Aim of the exercise: Output every entry exactly as written, but omit the pictures.

>> begin Given records

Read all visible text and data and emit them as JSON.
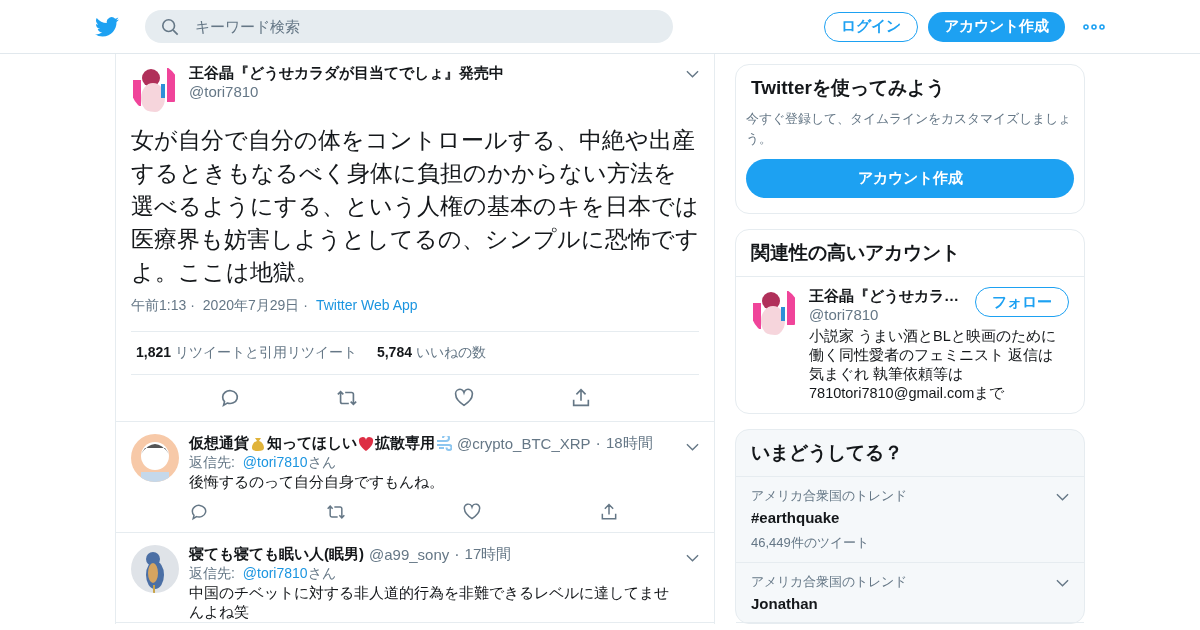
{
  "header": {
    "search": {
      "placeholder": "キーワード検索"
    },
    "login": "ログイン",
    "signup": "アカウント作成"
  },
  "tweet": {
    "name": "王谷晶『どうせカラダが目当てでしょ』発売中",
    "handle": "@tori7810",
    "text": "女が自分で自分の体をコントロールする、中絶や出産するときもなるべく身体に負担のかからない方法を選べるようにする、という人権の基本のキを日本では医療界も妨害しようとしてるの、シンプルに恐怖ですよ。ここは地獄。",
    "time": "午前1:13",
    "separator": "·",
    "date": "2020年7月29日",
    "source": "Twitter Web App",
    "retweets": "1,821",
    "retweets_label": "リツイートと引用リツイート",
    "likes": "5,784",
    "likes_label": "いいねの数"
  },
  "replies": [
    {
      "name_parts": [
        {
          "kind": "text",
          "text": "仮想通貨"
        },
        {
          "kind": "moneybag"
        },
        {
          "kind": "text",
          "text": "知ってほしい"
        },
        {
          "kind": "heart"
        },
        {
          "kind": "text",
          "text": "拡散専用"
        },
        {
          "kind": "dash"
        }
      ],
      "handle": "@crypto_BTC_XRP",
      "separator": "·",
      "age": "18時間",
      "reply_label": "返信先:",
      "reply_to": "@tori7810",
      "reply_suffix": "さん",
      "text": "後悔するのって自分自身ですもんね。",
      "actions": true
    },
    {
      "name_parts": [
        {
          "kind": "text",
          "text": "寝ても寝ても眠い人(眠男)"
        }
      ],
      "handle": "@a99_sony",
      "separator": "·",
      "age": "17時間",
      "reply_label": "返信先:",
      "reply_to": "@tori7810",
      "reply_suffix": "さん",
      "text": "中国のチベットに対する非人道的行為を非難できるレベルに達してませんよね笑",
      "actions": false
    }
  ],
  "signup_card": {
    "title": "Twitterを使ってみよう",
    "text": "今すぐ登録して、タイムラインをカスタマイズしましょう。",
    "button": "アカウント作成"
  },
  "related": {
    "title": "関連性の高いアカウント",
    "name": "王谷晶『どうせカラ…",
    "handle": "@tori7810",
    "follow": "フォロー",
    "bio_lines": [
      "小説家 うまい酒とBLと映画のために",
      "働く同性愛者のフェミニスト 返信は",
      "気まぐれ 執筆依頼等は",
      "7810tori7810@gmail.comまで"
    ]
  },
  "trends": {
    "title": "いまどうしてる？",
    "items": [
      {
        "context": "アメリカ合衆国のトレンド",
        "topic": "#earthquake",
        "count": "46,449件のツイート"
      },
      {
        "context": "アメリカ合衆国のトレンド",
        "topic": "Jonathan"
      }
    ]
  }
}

>> end Given records

Output of the task:
Read all visible text and data and emit them as JSON.
{
  "header": {
    "search": {
      "placeholder": "キーワード検索"
    },
    "login": "ログイン",
    "signup": "アカウント作成"
  },
  "tweet": {
    "name": "王谷晶『どうせカラダが目当てでしょ』発売中",
    "handle": "@tori7810",
    "text": "女が自分で自分の体をコントロールする、中絶や出産するときもなるべく身体に負担のかからない方法を選べるようにする、という人権の基本のキを日本では医療界も妨害しようとしてるの、シンプルに恐怖ですよ。ここは地獄。",
    "time": "午前1:13",
    "separator": "·",
    "date": "2020年7月29日",
    "source": "Twitter Web App",
    "retweets": "1,821",
    "retweets_label": "リツイートと引用リツイート",
    "likes": "5,784",
    "likes_label": "いいねの数"
  },
  "replies": [
    {
      "name_parts": [
        {
          "kind": "text",
          "text": "仮想通貨"
        },
        {
          "kind": "moneybag"
        },
        {
          "kind": "text",
          "text": "知ってほしい"
        },
        {
          "kind": "heart"
        },
        {
          "kind": "text",
          "text": "拡散専用"
        },
        {
          "kind": "dash"
        }
      ],
      "handle": "@crypto_BTC_XRP",
      "separator": "·",
      "age": "18時間",
      "reply_label": "返信先:",
      "reply_to": "@tori7810",
      "reply_suffix": "さん",
      "text": "後悔するのって自分自身ですもんね。",
      "actions": true
    },
    {
      "name_parts": [
        {
          "kind": "text",
          "text": "寝ても寝ても眠い人(眠男)"
        }
      ],
      "handle": "@a99_sony",
      "separator": "·",
      "age": "17時間",
      "reply_label": "返信先:",
      "reply_to": "@tori7810",
      "reply_suffix": "さん",
      "text": "中国のチベットに対する非人道的行為を非難できるレベルに達してませんよね笑",
      "actions": false
    }
  ],
  "signup_card": {
    "title": "Twitterを使ってみよう",
    "text": "今すぐ登録して、タイムラインをカスタマイズしましょう。",
    "button": "アカウント作成"
  },
  "related": {
    "title": "関連性の高いアカウント",
    "name": "王谷晶『どうせカラ…",
    "handle": "@tori7810",
    "follow": "フォロー",
    "bio_lines": [
      "小説家 うまい酒とBLと映画のために",
      "働く同性愛者のフェミニスト 返信は",
      "気まぐれ 執筆依頼等は",
      "7810tori7810@gmail.comまで"
    ]
  },
  "trends": {
    "title": "いまどうしてる？",
    "items": [
      {
        "context": "アメリカ合衆国のトレンド",
        "topic": "#earthquake",
        "count": "46,449件のツイート"
      },
      {
        "context": "アメリカ合衆国のトレンド",
        "topic": "Jonathan"
      }
    ]
  }
}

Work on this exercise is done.